What needs to be done
Go through the entries below and copy each line containing the word "Palm".

Input data

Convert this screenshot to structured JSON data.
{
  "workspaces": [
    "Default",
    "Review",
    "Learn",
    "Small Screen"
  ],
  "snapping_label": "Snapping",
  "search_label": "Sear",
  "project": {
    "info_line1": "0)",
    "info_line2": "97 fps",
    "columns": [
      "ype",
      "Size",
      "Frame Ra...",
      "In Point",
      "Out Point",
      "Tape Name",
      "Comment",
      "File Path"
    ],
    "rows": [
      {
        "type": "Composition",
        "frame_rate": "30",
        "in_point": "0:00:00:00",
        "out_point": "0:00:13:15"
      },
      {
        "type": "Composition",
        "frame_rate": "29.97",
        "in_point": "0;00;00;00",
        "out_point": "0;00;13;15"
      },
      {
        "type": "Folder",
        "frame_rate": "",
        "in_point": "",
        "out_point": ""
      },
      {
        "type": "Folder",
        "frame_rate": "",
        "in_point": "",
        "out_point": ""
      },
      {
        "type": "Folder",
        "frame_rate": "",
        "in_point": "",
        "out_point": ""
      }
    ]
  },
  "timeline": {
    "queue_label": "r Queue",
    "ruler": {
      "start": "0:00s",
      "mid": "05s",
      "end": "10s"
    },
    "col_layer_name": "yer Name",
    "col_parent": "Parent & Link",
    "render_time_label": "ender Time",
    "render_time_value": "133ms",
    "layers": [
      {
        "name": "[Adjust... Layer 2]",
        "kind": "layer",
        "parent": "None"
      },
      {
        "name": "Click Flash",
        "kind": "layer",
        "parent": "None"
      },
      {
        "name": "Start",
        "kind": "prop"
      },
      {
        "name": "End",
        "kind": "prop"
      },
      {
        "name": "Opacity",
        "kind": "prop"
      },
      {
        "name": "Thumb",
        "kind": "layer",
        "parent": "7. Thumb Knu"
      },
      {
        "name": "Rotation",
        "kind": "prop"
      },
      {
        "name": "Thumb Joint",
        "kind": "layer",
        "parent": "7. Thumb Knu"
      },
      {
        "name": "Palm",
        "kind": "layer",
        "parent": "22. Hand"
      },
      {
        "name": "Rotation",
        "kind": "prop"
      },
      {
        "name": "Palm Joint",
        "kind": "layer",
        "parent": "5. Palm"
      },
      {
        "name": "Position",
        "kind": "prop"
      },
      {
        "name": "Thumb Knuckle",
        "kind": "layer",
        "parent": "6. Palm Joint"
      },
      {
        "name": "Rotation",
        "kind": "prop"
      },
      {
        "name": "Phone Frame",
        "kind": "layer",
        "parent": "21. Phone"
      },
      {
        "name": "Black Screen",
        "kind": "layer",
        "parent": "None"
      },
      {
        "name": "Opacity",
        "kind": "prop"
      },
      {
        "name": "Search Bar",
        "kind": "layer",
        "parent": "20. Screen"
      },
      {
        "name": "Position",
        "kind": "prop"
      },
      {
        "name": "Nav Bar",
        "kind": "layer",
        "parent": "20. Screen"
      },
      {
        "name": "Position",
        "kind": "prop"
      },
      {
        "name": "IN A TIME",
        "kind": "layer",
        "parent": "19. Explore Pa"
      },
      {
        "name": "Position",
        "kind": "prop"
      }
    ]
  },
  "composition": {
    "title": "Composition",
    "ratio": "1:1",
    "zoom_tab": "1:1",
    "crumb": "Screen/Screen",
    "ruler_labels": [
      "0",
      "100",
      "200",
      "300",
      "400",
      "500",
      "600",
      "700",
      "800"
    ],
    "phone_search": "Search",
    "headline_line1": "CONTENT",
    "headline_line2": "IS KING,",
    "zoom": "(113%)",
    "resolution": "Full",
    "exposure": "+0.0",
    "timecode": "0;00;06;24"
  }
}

Written response
        "name": "Palm",
        "name": "Palm Joint",
        "parent": "5. Palm"
        "parent": "6. Palm Joint"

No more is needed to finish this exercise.